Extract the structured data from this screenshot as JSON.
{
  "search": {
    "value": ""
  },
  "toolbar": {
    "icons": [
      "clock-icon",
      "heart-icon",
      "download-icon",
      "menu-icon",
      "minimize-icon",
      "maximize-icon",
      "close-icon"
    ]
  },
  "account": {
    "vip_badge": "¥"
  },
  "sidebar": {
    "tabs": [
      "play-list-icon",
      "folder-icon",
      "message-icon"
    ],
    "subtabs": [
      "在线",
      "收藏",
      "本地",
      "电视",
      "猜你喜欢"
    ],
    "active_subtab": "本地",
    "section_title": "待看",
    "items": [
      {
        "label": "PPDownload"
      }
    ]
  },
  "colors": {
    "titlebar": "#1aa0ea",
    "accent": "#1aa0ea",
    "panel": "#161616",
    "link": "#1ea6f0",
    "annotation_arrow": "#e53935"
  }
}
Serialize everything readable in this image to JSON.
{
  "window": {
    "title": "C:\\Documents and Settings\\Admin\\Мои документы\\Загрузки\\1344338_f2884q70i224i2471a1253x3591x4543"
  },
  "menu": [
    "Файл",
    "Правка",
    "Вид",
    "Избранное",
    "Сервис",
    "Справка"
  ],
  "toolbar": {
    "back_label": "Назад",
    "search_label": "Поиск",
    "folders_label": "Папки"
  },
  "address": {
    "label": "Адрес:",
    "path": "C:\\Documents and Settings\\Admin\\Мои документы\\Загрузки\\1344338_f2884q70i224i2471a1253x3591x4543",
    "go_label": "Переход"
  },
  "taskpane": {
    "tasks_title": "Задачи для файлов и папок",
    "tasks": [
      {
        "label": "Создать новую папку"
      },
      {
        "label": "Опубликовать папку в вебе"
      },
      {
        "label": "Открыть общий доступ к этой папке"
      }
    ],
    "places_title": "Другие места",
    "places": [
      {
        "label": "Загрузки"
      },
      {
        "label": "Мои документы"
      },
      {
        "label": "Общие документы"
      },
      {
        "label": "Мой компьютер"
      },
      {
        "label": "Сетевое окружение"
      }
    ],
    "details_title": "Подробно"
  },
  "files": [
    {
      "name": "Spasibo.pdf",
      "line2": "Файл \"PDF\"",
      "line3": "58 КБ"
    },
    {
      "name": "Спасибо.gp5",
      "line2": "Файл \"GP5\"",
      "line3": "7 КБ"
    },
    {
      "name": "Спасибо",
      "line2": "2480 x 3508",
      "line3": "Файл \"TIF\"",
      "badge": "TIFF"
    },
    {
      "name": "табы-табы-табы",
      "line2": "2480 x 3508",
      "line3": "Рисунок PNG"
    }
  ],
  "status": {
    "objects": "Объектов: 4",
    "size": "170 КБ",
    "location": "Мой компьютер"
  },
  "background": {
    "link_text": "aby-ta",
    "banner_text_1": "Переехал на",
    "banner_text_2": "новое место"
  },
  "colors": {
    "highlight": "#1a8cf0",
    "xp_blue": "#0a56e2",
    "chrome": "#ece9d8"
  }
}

────────────────────

Set problem: Extract each line of the material exactly as it stands.

Solution to this exercise:
Extract the structured data from this screenshot as JSON.
{
  "search": {
    "value": ""
  },
  "toolbar": {
    "icons": [
      "clock-icon",
      "heart-icon",
      "download-icon",
      "menu-icon",
      "minimize-icon",
      "maximize-icon",
      "close-icon"
    ]
  },
  "account": {
    "vip_badge": "¥"
  },
  "sidebar": {
    "tabs": [
      "play-list-icon",
      "folder-icon",
      "message-icon"
    ],
    "subtabs": [
      "在线",
      "收藏",
      "本地",
      "电视",
      "猜你喜欢"
    ],
    "active_subtab": "本地",
    "section_title": "待看",
    "items": [
      {
        "label": "PPDownload"
      }
    ]
  },
  "colors": {
    "titlebar": "#1aa0ea",
    "accent": "#1aa0ea",
    "panel": "#161616",
    "link": "#1ea6f0",
    "annotation_arrow": "#e53935"
  }
}
Serialize everything readable in this image to JSON.
{
  "window": {
    "title": "C:\\Documents and Settings\\Admin\\Мои документы\\Загрузки\\1344338_f2884q70i224i2471a1253x3591x4543"
  },
  "menu": [
    "Файл",
    "Правка",
    "Вид",
    "Избранное",
    "Сервис",
    "Справка"
  ],
  "toolbar": {
    "back_label": "Назад",
    "search_label": "Поиск",
    "folders_label": "Папки"
  },
  "address": {
    "label": "Адрес:",
    "path": "C:\\Documents and Settings\\Admin\\Мои документы\\Загрузки\\1344338_f2884q70i224i2471a1253x3591x4543",
    "go_label": "Переход"
  },
  "taskpane": {
    "tasks_title": "Задачи для файлов и папок",
    "tasks": [
      {
        "label": "Создать новую папку"
      },
      {
        "label": "Опубликовать папку в вебе"
      },
      {
        "label": "Открыть общий доступ к этой папке"
      }
    ],
    "places_title": "Другие места",
    "places": [
      {
        "label": "Загрузки"
      },
      {
        "label": "Мои документы"
      },
      {
        "label": "Общие документы"
      },
      {
        "label": "Мой компьютер"
      },
      {
        "label": "Сетевое окружение"
      }
    ],
    "details_title": "Подробно"
  },
  "files": [
    {
      "name": "Spasibo.pdf",
      "line2": "Файл \"PDF\"",
      "line3": "58 КБ"
    },
    {
      "name": "Спасибо.gp5",
      "line2": "Файл \"GP5\"",
      "line3": "7 КБ"
    },
    {
      "name": "Спасибо",
      "line2": "2480 x 3508",
      "line3": "Файл \"TIF\"",
      "badge": "TIFF"
    },
    {
      "name": "табы-табы-табы",
      "line2": "2480 x 3508",
      "line3": "Рисунок PNG"
    }
  ],
  "status": {
    "objects": "Объектов: 4",
    "size": "170 КБ",
    "location": "Мой компьютер"
  },
  "background": {
    "link_text": "aby-ta",
    "banner_text_1": "Переехал на",
    "banner_text_2": "новое место"
  },
  "colors": {
    "highlight": "#1a8cf0",
    "xp_blue": "#0a56e2",
    "chrome": "#ece9d8"
  }
}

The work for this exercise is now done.